§ TASK ITEM: Nothing in the entries may be altered; copy them all exactly.

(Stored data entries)

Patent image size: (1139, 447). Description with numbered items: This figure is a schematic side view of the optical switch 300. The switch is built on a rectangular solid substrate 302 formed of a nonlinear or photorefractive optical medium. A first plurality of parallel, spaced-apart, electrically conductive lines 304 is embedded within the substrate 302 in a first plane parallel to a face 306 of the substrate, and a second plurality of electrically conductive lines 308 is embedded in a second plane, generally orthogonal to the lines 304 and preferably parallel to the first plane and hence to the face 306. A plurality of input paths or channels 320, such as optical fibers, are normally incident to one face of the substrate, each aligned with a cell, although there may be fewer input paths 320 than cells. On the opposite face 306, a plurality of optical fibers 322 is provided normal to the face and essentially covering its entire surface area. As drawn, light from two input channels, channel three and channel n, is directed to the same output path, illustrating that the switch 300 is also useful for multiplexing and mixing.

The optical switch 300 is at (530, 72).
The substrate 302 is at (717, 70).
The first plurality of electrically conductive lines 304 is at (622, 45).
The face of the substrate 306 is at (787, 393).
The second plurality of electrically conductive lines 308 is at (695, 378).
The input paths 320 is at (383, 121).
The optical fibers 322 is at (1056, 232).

§ TASK ANSWER:
Patent image size: (1139, 447). Description with numbered items: This figure is a schematic side view of the optical switch 300. The switch is built on a rectangular solid substrate 302 formed of a nonlinear or photorefractive optical medium. A first plurality of parallel, spaced-apart, electrically conductive lines 304 is embedded within the substrate 302 in a first plane parallel to a face 306 of the substrate, and a second plurality of electrically conductive lines 308 is embedded in a second plane, generally orthogonal to the lines 304 and preferably parallel to the first plane and hence to the face 306. A plurality of input paths or channels 320, such as optical fibers, are normally incident to one face of the substrate, each aligned with a cell, although there may be fewer input paths 320 than cells. On the opposite face 306, a plurality of optical fibers 322 is provided normal to the face and essentially covering its entire surface area. As drawn, light from two input channels, channel three and channel n, is directed to the same output path, illustrating that the switch 300 is also useful for multiplexing and mixing.

The optical switch 300 is at (530, 72).
The substrate 302 is at (717, 70).
The first plurality of electrically conductive lines 304 is at (622, 45).
The face of the substrate 306 is at (787, 393).
The second plurality of electrically conductive lines 308 is at (695, 378).
The input paths 320 is at (383, 121).
The optical fibers 322 is at (1056, 232).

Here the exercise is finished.